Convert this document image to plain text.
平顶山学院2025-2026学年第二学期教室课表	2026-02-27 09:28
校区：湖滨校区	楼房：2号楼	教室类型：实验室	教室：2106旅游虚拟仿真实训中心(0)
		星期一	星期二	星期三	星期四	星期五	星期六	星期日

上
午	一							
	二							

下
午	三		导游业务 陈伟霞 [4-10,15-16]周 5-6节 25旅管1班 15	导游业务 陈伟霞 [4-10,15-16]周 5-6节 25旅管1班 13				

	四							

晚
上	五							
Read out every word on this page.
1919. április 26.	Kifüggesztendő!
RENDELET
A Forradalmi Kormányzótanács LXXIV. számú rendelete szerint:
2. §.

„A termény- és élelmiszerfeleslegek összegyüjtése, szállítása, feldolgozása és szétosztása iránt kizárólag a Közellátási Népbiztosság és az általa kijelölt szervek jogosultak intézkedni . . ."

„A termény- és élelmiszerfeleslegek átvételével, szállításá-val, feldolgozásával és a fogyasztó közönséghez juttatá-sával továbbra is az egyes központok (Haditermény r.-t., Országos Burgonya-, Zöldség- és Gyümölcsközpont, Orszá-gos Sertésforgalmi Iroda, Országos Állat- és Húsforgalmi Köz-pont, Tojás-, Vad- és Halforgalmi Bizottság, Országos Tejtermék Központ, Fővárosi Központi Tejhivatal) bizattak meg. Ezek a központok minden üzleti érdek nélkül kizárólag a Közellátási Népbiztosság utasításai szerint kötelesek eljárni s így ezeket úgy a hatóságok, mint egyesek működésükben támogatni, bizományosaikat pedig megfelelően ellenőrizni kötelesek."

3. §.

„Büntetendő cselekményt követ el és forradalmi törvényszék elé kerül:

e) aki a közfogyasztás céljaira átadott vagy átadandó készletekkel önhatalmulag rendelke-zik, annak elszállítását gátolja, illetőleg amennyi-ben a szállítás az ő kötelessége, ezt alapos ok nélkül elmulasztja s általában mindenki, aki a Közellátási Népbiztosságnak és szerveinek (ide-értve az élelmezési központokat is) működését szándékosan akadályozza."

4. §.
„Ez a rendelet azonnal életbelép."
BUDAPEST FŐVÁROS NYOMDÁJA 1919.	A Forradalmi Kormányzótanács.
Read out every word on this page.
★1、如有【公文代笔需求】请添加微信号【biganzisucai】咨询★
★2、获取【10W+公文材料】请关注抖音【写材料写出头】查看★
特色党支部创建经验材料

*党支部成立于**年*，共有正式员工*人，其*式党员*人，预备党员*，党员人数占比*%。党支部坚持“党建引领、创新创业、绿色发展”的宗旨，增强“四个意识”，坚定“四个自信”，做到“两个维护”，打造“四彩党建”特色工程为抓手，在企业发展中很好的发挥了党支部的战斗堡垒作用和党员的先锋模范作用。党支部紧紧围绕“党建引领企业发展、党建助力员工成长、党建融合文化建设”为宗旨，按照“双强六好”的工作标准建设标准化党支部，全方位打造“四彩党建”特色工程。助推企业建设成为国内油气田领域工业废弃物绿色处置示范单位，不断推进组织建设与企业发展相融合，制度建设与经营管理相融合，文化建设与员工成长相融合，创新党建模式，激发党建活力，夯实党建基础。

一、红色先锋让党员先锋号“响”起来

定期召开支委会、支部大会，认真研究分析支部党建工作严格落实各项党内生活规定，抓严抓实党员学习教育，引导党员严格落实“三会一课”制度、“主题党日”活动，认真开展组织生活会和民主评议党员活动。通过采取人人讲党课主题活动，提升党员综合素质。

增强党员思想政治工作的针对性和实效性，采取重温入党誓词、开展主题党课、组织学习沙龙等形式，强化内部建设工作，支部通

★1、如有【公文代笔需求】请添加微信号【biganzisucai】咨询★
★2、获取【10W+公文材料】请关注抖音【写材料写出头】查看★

**Task to complete**
Repeat the records above exactly.

**Solution**
Convert this document image to plain text.
平顶山学院2025-2026学年第二学期教室课表	2026-02-27 09:28
校区：湖滨校区	楼房：2号楼	教室类型：实验室	教室：2106旅游虚拟仿真实训中心(0)
		星期一	星期二	星期三	星期四	星期五	星期六	星期日

上
午	一							
	二							

下
午	三		导游业务 陈伟霞 [4-10,15-16]周 5-6节 25旅管1班 15	导游业务 陈伟霞 [4-10,15-16]周 5-6节 25旅管1班 13				

	四							

晚
上	五							
Read out every word on this page.
1919. április 26.	Kifüggesztendő!
RENDELET
A Forradalmi Kormányzótanács LXXIV. számú rendelete szerint:
2. §.

„A termény- és élelmiszerfeleslegek összegyüjtése, szállítása, feldolgozása és szétosztása iránt kizárólag a Közellátási Népbiztosság és az általa kijelölt szervek jogosultak intézkedni . . ."

„A termény- és élelmiszerfeleslegek átvételével, szállításá-val, feldolgozásával és a fogyasztó közönséghez juttatá-sával továbbra is az egyes központok (Haditermény r.-t., Országos Burgonya-, Zöldség- és Gyümölcsközpont, Orszá-gos Sertésforgalmi Iroda, Országos Állat- és Húsforgalmi Köz-pont, Tojás-, Vad- és Halforgalmi Bizottság, Országos Tejtermék Központ, Fővárosi Központi Tejhivatal) bizattak meg. Ezek a központok minden üzleti érdek nélkül kizárólag a Közellátási Népbiztosság utasításai szerint kötelesek eljárni s így ezeket úgy a hatóságok, mint egyesek működésükben támogatni, bizományosaikat pedig megfelelően ellenőrizni kötelesek."

3. §.

„Büntetendő cselekményt követ el és forradalmi törvényszék elé kerül:

e) aki a közfogyasztás céljaira átadott vagy átadandó készletekkel önhatalmulag rendelke-zik, annak elszállítását gátolja, illetőleg amennyi-ben a szállítás az ő kötelessége, ezt alapos ok nélkül elmulasztja s általában mindenki, aki a Közellátási Népbiztosságnak és szerveinek (ide-értve az élelmezési központokat is) működését szándékosan akadályozza."

4. §.
„Ez a rendelet azonnal életbelép."
BUDAPEST FŐVÁROS NYOMDÁJA 1919.	A Forradalmi Kormányzótanács.
Read out every word on this page.
★1、如有【公文代笔需求】请添加微信号【biganzisucai】咨询★
★2、获取【10W+公文材料】请关注抖音【写材料写出头】查看★
特色党支部创建经验材料

*党支部成立于**年*，共有正式员工*人，其*式党员*人，预备党员*，党员人数占比*%。党支部坚持“党建引领、创新创业、绿色发展”的宗旨，增强“四个意识”，坚定“四个自信”，做到“两个维护”，打造“四彩党建”特色工程为抓手，在企业发展中很好的发挥了党支部的战斗堡垒作用和党员的先锋模范作用。党支部紧紧围绕“党建引领企业发展、党建助力员工成长、党建融合文化建设”为宗旨，按照“双强六好”的工作标准建设标准化党支部，全方位打造“四彩党建”特色工程。助推企业建设成为国内油气田领域工业废弃物绿色处置示范单位，不断推进组织建设与企业发展相融合，制度建设与经营管理相融合，文化建设与员工成长相融合，创新党建模式，激发党建活力，夯实党建基础。

一、红色先锋让党员先锋号“响”起来

定期召开支委会、支部大会，认真研究分析支部党建工作严格落实各项党内生活规定，抓严抓实党员学习教育，引导党员严格落实“三会一课”制度、“主题党日”活动，认真开展组织生活会和民主评议党员活动。通过采取人人讲党课主题活动，提升党员综合素质。

增强党员思想政治工作的针对性和实效性，采取重温入党誓词、开展主题党课、组织学习沙龙等形式，强化内部建设工作，支部通

★1、如有【公文代笔需求】请添加微信号【biganzisucai】咨询★
★2、获取【10W+公文材料】请关注抖音【写材料写出头】查看★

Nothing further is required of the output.